Job: How many lines in the records below hold the string "Output"? Please answer with the number and nothing more.

Dataset excerpts:
## Begin
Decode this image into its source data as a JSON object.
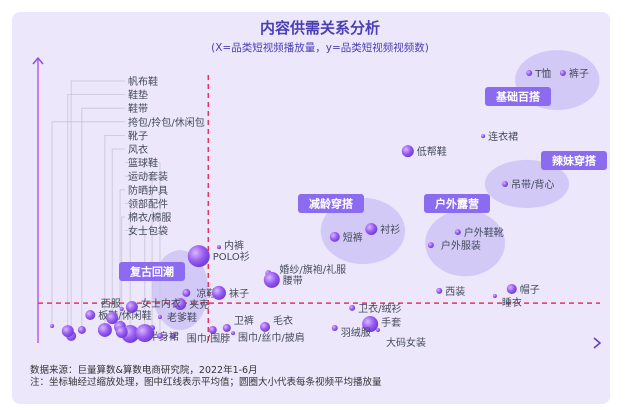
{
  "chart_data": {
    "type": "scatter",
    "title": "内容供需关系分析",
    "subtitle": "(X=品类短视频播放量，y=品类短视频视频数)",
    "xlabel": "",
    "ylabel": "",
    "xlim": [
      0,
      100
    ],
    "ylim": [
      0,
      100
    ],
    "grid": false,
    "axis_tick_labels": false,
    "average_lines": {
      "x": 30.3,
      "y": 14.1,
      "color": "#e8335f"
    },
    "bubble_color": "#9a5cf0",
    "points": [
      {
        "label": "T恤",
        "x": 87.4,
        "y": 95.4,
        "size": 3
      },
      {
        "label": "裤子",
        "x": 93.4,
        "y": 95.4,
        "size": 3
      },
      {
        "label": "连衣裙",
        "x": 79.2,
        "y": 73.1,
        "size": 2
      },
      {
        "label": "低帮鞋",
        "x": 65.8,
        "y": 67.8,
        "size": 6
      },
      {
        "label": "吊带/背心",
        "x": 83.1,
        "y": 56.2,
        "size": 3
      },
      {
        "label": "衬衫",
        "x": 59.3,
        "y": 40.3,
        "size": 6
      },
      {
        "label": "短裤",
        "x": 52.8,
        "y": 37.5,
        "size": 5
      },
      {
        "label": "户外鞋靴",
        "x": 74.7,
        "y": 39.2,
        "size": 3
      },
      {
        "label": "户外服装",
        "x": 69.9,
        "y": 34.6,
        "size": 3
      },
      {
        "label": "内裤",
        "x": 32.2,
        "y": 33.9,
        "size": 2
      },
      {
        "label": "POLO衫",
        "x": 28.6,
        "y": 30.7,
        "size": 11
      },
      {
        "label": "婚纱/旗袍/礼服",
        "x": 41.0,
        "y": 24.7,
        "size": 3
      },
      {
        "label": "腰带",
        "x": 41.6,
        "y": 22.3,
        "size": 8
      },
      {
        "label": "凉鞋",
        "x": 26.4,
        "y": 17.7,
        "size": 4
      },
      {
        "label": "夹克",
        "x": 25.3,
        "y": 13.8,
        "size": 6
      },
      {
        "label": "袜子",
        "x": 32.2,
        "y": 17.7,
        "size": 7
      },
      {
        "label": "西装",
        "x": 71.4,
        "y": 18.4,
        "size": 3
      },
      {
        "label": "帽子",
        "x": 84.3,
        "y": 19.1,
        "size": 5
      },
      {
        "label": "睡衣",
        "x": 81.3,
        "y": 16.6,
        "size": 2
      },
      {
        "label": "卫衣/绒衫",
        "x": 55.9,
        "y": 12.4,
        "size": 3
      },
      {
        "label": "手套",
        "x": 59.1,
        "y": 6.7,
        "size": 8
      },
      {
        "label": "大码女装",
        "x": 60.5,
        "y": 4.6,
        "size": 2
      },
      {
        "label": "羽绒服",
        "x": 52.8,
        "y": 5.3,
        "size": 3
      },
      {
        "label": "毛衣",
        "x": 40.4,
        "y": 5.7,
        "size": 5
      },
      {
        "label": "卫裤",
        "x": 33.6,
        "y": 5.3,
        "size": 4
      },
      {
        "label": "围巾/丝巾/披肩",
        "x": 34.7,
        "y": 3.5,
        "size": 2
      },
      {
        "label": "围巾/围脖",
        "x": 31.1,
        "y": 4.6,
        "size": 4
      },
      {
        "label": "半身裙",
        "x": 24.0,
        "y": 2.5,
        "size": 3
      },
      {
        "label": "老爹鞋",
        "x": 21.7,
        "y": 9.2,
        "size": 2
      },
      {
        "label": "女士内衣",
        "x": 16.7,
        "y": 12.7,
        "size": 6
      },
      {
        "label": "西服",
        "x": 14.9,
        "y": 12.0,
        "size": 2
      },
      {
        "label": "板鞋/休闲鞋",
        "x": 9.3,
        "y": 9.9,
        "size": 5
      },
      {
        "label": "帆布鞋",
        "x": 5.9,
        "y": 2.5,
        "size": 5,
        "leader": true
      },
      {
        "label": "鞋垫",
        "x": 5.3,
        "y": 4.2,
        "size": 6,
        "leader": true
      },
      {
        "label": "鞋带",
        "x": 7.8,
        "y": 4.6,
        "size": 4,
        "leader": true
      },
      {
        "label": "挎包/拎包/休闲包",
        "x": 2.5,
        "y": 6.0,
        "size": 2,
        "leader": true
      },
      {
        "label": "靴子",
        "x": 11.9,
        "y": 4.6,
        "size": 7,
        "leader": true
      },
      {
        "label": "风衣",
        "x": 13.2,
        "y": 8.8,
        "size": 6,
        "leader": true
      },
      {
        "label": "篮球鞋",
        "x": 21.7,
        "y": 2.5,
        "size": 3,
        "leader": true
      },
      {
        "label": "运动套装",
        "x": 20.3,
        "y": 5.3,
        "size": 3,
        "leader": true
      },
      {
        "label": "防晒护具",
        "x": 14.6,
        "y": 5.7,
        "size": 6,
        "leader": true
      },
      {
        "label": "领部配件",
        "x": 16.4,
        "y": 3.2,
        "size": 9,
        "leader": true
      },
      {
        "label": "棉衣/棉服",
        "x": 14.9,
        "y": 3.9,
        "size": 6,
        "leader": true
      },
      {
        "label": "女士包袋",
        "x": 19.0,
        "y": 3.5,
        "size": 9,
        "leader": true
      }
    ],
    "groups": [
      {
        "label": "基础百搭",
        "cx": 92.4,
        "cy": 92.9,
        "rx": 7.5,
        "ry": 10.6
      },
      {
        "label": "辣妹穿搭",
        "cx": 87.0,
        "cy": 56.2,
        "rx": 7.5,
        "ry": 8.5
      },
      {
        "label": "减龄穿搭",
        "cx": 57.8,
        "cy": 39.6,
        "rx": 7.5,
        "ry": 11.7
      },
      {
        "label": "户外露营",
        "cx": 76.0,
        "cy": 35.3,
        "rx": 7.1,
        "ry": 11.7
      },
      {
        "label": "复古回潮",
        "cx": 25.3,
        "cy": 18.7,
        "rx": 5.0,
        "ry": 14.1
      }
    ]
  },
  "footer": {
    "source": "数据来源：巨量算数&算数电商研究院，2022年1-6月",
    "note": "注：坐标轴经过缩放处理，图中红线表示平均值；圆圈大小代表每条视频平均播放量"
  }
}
## End
## Begin
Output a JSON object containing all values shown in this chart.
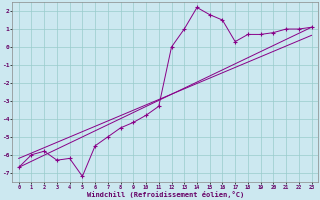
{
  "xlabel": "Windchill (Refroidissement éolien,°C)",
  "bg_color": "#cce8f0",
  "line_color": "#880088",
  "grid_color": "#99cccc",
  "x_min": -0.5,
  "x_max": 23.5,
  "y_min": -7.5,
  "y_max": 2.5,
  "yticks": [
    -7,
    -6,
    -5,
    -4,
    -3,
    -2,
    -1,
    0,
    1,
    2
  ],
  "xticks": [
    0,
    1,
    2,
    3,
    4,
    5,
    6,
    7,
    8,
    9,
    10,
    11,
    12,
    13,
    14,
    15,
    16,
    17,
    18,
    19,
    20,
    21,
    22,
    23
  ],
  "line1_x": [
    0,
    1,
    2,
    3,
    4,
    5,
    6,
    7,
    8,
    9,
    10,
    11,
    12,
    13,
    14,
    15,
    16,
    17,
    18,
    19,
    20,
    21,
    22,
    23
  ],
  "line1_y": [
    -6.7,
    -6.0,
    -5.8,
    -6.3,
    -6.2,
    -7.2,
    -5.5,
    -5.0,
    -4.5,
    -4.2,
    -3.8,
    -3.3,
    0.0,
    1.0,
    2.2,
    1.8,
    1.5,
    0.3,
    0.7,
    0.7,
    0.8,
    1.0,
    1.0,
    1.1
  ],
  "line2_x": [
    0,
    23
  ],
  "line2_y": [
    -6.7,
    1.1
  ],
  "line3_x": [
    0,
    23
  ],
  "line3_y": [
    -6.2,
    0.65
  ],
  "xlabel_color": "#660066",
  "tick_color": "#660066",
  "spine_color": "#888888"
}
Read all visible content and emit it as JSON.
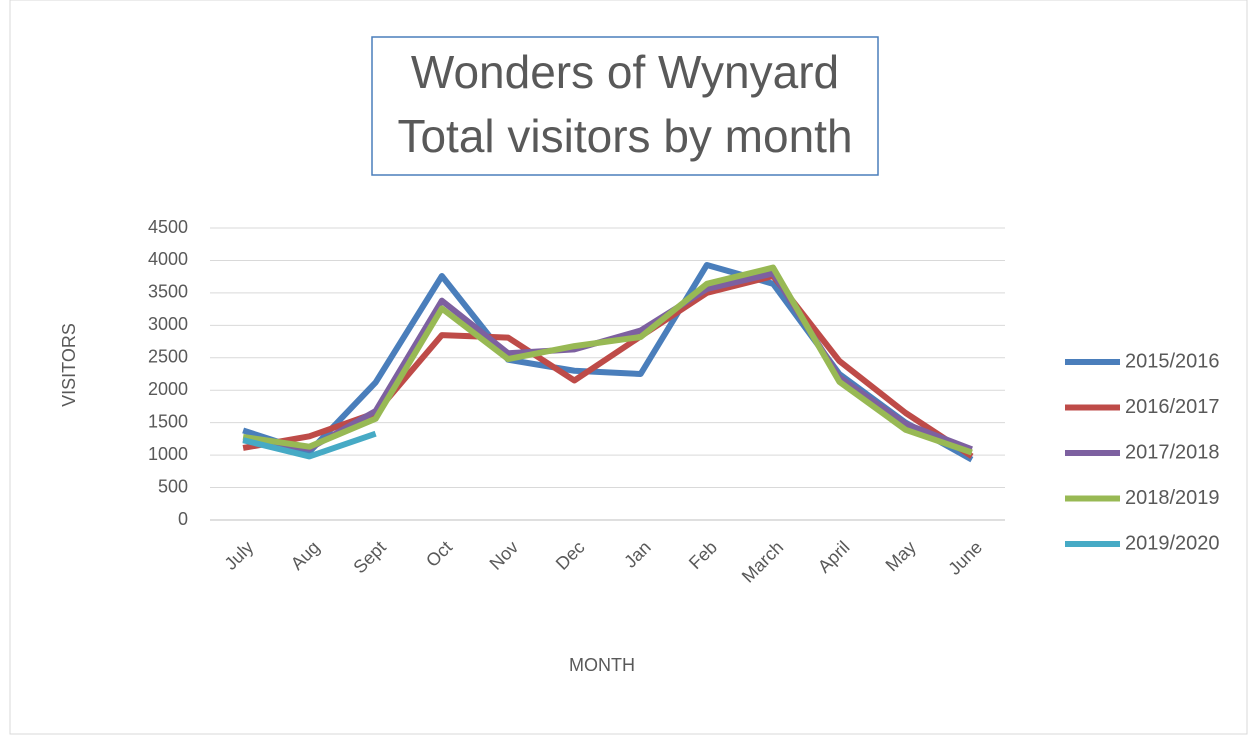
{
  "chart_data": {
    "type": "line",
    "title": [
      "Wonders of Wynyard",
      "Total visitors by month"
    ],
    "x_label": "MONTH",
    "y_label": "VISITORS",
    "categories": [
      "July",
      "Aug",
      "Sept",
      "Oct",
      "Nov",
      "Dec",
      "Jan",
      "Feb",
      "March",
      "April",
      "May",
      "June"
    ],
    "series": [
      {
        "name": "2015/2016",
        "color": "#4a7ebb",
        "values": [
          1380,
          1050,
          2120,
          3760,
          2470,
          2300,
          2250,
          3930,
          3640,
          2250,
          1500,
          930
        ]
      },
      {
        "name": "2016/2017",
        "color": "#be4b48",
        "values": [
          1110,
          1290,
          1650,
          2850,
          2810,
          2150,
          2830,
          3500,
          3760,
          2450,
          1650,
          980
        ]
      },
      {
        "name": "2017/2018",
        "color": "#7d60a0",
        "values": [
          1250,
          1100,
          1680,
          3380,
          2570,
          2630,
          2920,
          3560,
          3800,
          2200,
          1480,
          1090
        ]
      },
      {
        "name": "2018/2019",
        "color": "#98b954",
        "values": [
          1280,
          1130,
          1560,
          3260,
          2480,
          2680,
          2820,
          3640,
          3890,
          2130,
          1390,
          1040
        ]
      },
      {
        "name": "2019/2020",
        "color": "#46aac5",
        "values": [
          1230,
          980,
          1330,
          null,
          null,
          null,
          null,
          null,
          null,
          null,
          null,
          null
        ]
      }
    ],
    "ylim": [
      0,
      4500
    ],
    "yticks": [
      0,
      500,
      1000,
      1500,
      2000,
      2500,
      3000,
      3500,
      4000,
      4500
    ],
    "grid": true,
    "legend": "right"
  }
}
## End
## Begin
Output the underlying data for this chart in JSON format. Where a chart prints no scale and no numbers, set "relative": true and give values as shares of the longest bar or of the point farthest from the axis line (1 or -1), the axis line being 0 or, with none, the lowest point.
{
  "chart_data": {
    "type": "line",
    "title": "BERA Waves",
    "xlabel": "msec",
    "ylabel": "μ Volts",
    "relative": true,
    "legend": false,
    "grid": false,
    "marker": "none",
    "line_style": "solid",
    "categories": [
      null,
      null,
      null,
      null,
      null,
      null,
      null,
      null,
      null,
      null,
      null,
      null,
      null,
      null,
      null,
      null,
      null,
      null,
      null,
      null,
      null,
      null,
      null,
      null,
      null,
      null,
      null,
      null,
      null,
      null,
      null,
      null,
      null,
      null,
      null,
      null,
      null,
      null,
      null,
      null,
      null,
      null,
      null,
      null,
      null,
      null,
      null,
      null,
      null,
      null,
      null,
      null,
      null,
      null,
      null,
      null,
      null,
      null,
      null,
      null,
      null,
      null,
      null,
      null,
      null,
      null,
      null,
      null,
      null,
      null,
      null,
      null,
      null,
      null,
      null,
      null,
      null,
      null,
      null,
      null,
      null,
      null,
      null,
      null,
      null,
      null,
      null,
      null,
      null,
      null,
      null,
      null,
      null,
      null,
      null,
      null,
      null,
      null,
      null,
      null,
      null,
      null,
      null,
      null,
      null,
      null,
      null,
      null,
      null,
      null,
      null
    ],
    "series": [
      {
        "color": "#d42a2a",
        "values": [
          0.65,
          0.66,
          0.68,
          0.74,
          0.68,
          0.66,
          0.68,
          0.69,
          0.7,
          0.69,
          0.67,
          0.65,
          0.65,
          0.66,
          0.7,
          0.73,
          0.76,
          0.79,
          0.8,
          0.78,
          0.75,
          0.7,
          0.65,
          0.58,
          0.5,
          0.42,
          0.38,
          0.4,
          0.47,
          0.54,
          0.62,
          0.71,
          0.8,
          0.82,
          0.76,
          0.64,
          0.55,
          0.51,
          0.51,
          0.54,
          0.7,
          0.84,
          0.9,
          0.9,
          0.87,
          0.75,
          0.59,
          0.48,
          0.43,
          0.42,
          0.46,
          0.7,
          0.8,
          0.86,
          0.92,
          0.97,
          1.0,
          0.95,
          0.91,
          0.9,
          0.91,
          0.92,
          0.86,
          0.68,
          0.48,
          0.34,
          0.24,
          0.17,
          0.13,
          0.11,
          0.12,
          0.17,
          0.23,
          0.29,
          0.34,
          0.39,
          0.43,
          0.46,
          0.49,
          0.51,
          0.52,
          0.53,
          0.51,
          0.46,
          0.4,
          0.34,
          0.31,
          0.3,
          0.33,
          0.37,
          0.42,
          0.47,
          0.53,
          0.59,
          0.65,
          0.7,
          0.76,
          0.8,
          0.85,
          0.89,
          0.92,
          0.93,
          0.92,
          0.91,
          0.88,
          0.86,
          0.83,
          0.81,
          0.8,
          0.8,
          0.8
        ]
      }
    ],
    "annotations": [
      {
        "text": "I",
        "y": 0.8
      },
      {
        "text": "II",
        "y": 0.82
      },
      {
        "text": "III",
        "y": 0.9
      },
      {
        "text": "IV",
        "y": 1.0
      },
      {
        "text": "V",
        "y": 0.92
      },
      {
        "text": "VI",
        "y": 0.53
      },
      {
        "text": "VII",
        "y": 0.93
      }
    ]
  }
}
## End
Complete response: 2